What this task involves
Among the entries that follow, locate the line with "Serialize everything readable" and the line with "Convert this screenshot". Output those lines and all lines in between, exactly, minus the pictures.

Material for this exercise

>> Start

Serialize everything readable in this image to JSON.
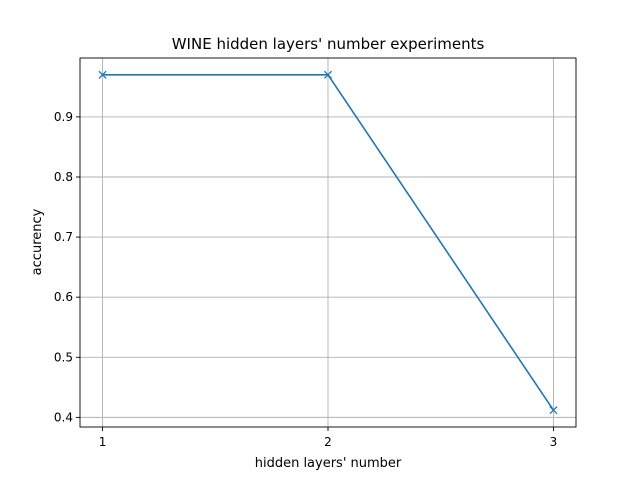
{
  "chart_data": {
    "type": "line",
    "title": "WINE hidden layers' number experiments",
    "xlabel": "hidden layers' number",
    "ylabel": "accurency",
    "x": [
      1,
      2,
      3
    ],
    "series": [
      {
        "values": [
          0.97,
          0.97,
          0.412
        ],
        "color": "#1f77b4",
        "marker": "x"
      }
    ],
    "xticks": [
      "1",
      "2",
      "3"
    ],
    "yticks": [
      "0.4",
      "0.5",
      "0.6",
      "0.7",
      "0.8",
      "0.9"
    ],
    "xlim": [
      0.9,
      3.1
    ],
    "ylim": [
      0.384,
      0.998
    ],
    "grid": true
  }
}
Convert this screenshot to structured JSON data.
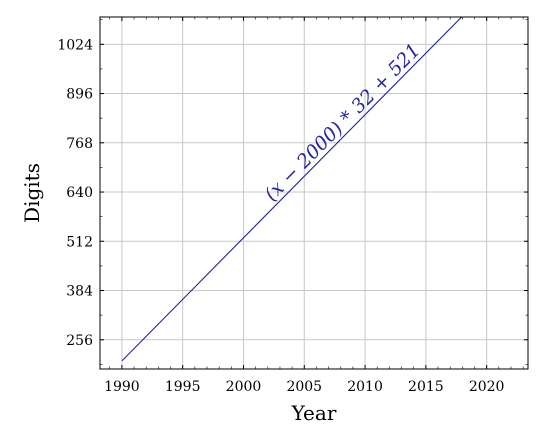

>> End
>> Start

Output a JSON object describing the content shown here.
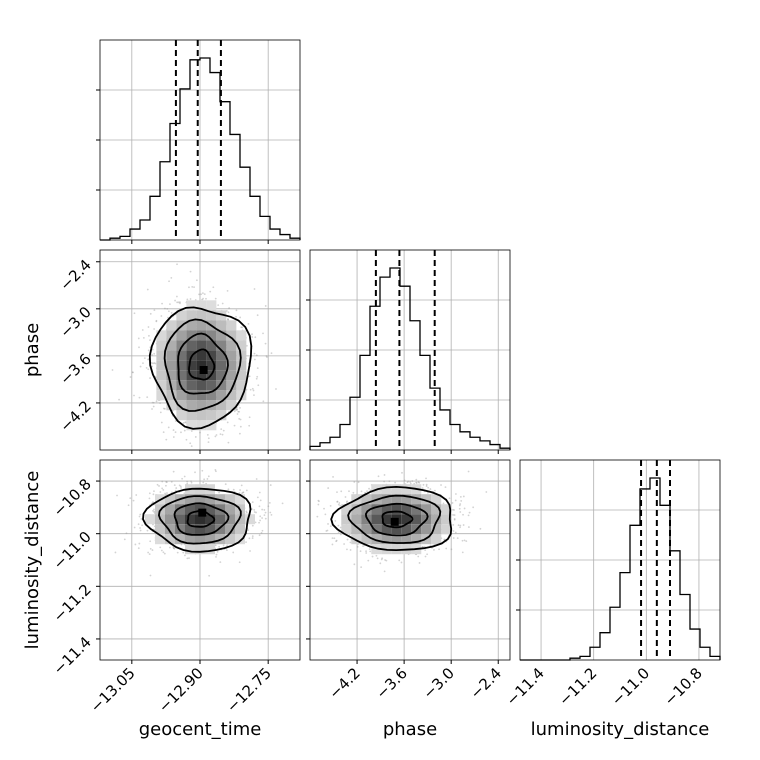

>> End

Output for this exercise
Serialize everything readable in this image to JSON.
{
  "chart_data": {
    "type": "line",
    "title": "WINE hidden layers' number experiments",
    "xlabel": "hidden layers' number",
    "ylabel": "accurency",
    "x": [
      1,
      2,
      3
    ],
    "series": [
      {
        "values": [
          0.97,
          0.97,
          0.412
        ],
        "color": "#1f77b4",
        "marker": "x"
      }
    ],
    "xticks": [
      "1",
      "2",
      "3"
    ],
    "yticks": [
      "0.4",
      "0.5",
      "0.6",
      "0.7",
      "0.8",
      "0.9"
    ],
    "xlim": [
      0.9,
      3.1
    ],
    "ylim": [
      0.384,
      0.998
    ],
    "grid": true
  }
}
Convert this screenshot to structured JSON data.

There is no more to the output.